-- START Dataset records --

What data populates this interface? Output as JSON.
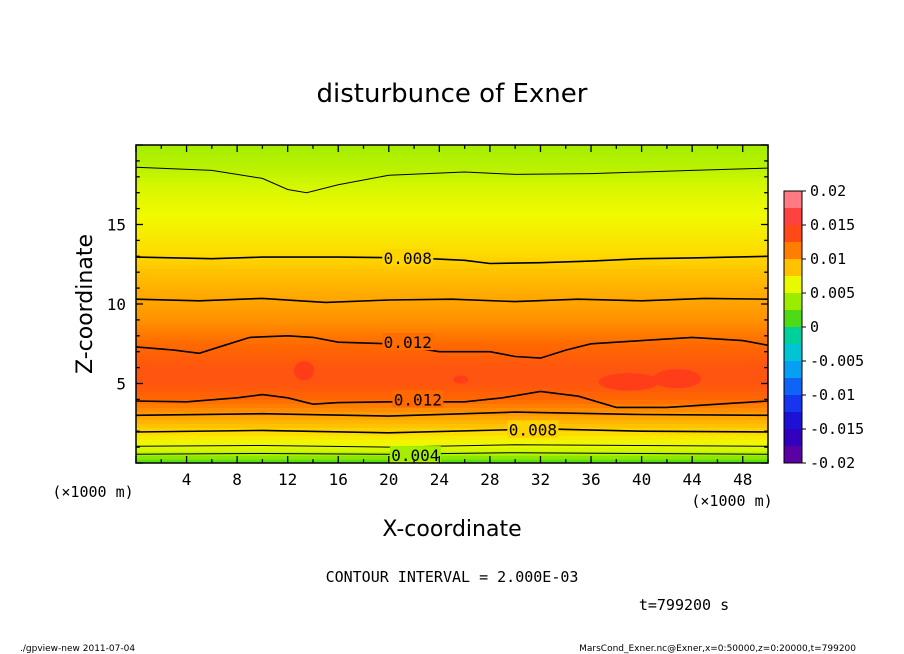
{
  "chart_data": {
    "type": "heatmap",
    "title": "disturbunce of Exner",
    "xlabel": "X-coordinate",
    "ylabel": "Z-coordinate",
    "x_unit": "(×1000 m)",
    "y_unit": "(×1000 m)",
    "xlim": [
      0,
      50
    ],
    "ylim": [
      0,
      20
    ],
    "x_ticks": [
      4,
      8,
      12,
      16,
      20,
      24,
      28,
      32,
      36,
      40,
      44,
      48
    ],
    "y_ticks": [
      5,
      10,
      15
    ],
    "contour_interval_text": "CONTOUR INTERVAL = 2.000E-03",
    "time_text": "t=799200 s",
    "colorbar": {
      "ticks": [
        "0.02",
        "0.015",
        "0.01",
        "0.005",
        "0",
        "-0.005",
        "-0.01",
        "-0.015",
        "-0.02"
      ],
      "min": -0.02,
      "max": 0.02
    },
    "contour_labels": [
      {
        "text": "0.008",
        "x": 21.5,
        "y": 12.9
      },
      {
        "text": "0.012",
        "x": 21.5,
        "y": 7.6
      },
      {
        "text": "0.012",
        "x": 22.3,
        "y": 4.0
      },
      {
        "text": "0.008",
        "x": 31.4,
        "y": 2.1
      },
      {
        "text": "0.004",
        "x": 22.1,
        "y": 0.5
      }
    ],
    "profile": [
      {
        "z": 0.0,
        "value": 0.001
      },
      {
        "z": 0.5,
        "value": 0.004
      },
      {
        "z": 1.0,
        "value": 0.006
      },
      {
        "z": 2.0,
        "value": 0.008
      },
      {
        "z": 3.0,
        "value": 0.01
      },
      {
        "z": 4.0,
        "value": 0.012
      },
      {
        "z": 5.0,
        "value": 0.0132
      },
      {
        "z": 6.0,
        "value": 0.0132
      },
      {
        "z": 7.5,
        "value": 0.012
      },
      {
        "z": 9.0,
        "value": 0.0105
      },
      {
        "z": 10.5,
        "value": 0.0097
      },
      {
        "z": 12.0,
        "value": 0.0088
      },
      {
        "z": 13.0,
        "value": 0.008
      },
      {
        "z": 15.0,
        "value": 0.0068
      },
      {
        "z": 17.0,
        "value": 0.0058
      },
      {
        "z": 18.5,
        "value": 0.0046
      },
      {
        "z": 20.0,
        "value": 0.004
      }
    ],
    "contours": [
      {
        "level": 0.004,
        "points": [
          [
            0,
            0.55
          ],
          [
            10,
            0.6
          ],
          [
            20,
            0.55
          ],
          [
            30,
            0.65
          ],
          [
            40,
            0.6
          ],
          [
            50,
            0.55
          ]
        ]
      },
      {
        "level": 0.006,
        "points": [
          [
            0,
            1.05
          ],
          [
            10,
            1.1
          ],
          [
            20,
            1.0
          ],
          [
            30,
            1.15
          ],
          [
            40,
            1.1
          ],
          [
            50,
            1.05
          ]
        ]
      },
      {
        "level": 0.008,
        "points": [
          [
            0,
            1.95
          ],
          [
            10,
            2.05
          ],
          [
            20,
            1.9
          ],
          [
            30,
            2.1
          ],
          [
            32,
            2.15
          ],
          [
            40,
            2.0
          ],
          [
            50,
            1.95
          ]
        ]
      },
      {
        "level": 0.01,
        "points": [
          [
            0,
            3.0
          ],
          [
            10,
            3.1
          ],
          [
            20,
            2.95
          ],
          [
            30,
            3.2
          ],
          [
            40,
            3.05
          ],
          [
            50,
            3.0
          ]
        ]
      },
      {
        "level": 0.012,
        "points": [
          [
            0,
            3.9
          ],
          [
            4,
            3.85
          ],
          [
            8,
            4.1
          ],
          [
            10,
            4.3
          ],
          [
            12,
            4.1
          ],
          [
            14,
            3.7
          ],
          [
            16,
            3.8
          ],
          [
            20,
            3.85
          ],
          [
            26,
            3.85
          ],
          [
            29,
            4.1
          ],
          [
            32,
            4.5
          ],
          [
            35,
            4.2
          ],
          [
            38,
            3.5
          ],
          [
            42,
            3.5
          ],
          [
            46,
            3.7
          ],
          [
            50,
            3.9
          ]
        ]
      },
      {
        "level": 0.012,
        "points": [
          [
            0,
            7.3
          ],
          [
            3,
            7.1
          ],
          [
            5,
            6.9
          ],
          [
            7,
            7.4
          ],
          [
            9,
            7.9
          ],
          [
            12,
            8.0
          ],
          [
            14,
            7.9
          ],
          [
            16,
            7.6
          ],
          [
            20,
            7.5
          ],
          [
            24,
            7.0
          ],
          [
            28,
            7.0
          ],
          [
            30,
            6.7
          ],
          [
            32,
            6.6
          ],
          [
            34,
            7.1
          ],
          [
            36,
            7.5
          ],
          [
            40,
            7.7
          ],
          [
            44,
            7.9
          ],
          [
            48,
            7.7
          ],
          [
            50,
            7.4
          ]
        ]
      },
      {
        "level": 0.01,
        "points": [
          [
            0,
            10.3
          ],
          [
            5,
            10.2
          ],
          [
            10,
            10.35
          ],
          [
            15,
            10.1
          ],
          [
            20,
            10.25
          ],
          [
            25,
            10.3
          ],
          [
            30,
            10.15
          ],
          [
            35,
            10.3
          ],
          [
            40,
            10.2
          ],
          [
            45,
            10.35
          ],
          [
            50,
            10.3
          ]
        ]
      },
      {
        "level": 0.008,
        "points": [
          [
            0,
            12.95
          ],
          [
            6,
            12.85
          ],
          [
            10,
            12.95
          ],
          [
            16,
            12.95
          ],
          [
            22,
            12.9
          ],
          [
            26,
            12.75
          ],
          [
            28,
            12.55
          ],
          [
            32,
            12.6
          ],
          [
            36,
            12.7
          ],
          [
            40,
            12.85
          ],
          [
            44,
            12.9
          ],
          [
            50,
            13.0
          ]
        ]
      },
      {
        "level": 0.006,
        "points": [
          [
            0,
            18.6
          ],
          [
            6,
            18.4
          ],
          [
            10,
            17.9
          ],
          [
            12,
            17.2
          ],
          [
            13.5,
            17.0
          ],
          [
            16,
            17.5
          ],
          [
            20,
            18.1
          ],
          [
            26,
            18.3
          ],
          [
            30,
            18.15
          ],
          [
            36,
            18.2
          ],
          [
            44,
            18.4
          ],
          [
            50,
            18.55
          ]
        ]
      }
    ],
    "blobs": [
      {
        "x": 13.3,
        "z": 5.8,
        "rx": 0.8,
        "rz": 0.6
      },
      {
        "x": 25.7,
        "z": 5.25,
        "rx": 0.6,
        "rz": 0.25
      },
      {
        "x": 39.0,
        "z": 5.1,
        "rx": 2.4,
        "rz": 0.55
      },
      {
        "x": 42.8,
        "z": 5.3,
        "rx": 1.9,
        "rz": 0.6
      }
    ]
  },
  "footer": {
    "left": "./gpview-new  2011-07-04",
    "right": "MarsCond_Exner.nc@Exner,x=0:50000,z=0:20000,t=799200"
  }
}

-- END Dataset records --
-- START Dataset records --

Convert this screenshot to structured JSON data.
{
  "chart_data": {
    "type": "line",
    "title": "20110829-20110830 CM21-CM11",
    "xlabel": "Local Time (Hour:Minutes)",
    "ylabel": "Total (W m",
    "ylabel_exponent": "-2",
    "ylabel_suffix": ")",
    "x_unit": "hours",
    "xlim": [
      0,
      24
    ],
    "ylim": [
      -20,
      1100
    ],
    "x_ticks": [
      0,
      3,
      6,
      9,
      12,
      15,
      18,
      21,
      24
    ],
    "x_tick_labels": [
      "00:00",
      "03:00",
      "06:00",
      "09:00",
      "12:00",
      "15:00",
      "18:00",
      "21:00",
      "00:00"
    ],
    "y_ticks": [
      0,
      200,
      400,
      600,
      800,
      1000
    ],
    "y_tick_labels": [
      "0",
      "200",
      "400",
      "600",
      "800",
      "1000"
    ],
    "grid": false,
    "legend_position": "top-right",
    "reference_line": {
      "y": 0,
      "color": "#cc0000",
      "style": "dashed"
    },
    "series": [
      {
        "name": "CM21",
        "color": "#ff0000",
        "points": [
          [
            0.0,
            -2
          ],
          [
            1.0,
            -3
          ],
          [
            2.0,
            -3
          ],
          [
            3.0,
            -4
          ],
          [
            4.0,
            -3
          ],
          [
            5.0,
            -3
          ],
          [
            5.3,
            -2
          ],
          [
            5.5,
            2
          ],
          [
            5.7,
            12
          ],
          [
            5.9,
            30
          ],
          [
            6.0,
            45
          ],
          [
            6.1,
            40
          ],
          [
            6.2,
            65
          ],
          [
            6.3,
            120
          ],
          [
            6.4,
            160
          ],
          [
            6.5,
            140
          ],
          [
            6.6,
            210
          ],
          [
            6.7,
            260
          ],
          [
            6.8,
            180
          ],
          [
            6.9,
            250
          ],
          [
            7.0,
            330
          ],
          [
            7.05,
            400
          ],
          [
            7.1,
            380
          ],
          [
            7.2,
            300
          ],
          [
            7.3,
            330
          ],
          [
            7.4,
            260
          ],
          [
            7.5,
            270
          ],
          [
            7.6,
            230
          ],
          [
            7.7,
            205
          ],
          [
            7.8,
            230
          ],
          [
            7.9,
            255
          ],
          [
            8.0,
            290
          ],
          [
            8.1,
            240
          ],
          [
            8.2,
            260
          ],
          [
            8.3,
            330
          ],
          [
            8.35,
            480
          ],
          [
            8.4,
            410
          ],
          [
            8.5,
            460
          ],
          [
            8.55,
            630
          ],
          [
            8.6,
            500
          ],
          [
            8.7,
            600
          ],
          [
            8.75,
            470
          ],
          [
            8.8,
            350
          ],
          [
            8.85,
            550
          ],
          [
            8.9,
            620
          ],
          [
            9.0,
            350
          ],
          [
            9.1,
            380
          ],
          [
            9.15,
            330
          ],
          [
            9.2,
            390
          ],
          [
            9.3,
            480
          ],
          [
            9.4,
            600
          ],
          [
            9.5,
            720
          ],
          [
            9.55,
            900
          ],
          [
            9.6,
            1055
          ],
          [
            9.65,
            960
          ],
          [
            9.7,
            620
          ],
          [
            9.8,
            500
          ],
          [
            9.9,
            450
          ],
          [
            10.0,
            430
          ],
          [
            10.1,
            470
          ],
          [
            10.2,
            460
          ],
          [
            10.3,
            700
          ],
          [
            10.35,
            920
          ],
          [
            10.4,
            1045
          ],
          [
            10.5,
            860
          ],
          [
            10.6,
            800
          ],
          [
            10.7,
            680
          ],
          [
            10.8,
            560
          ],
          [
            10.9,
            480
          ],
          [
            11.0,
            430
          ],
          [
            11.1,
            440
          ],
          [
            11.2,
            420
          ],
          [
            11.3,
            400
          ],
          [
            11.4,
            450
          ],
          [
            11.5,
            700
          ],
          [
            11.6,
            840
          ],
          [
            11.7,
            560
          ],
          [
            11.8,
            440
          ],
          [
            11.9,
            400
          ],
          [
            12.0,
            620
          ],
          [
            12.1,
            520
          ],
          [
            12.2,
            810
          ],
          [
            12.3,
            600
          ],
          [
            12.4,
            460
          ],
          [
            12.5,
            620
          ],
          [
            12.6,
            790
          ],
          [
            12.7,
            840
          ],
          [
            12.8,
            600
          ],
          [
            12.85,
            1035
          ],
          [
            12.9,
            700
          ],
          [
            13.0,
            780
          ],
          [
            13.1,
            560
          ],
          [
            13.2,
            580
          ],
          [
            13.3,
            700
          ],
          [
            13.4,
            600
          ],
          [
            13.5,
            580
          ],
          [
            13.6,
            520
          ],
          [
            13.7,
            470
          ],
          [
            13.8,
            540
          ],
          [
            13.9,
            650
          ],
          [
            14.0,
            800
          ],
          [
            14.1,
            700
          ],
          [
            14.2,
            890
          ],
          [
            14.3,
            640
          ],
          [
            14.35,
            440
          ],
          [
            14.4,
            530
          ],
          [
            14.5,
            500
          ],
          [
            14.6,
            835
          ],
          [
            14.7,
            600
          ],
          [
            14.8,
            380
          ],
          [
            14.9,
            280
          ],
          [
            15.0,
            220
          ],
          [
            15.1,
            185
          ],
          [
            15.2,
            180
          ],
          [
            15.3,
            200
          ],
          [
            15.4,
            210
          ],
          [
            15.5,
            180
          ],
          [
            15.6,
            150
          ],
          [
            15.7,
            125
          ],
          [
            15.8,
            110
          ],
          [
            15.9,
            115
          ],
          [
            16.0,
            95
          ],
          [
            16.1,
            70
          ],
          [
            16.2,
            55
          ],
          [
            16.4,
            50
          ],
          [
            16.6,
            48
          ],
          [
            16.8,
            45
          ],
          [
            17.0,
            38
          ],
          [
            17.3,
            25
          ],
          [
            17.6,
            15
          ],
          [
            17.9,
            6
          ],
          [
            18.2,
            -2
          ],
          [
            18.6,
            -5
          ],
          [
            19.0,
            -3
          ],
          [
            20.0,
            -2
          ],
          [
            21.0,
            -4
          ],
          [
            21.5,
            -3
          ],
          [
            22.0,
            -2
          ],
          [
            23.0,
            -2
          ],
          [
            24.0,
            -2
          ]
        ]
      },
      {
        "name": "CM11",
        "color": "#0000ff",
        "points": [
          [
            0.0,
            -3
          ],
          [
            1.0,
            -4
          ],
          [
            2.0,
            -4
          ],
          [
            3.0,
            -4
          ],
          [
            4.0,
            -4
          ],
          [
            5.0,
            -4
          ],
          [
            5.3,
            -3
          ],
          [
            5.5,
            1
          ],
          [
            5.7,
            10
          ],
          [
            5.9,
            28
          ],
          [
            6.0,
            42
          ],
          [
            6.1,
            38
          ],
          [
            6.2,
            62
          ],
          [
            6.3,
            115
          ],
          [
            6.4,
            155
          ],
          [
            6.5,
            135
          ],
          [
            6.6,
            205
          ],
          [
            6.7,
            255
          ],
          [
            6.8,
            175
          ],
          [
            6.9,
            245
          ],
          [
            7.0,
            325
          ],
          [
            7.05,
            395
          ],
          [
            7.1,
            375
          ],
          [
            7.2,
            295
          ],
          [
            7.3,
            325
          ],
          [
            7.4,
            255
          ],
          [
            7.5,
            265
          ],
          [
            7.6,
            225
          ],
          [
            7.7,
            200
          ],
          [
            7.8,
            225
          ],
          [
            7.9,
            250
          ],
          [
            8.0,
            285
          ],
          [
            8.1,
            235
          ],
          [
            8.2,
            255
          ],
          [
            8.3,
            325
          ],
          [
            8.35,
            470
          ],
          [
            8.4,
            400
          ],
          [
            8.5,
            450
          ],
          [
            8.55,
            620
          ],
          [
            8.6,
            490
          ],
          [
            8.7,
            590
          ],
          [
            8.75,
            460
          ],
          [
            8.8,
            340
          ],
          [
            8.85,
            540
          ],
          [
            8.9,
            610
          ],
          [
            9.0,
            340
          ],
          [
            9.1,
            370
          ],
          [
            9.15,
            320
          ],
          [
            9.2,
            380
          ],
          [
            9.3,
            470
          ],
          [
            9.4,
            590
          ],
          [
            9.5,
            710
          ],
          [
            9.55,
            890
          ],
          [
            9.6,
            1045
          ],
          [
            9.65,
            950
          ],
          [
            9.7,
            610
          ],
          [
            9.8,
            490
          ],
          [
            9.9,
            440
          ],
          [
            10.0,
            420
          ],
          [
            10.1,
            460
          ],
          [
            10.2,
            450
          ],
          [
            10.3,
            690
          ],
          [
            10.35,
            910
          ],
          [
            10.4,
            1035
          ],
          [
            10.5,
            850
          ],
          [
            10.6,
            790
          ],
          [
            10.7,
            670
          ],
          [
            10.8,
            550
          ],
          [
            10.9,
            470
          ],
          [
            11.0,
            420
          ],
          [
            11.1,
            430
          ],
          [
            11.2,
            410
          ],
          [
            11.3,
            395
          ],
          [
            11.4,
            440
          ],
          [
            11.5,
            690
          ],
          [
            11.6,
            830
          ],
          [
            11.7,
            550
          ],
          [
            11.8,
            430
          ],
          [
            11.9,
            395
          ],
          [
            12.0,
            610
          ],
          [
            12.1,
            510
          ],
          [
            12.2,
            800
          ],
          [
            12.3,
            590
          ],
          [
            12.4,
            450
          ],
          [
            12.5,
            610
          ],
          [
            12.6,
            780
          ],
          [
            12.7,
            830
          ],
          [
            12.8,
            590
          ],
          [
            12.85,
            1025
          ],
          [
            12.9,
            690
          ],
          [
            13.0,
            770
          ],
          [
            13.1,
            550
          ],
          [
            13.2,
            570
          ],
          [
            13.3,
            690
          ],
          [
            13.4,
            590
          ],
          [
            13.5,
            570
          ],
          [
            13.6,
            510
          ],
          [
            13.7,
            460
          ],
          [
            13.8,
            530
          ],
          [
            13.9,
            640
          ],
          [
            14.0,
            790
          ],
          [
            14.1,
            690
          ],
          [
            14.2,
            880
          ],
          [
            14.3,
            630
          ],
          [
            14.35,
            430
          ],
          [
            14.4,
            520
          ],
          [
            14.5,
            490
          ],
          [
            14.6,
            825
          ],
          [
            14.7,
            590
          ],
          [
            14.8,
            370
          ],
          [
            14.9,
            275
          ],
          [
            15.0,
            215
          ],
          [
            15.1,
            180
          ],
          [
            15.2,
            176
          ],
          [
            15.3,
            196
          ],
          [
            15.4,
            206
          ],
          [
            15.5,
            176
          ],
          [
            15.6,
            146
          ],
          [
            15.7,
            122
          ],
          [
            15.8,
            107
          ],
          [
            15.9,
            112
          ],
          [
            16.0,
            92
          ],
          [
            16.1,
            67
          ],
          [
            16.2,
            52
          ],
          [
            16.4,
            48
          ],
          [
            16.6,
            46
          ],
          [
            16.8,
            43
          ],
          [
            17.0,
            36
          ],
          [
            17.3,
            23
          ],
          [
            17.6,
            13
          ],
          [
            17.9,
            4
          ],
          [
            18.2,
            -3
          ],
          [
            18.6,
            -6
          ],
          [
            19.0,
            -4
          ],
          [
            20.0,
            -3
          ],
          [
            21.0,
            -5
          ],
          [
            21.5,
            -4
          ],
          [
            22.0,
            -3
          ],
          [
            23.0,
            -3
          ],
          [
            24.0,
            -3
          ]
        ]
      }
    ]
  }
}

-- END Dataset records --

:: Requirements ::
Identify the lines that contain the string "JSON", and copy every one of them.

:: Full answer ::
What data populates this interface? Output as JSON.
Convert this screenshot to structured JSON data.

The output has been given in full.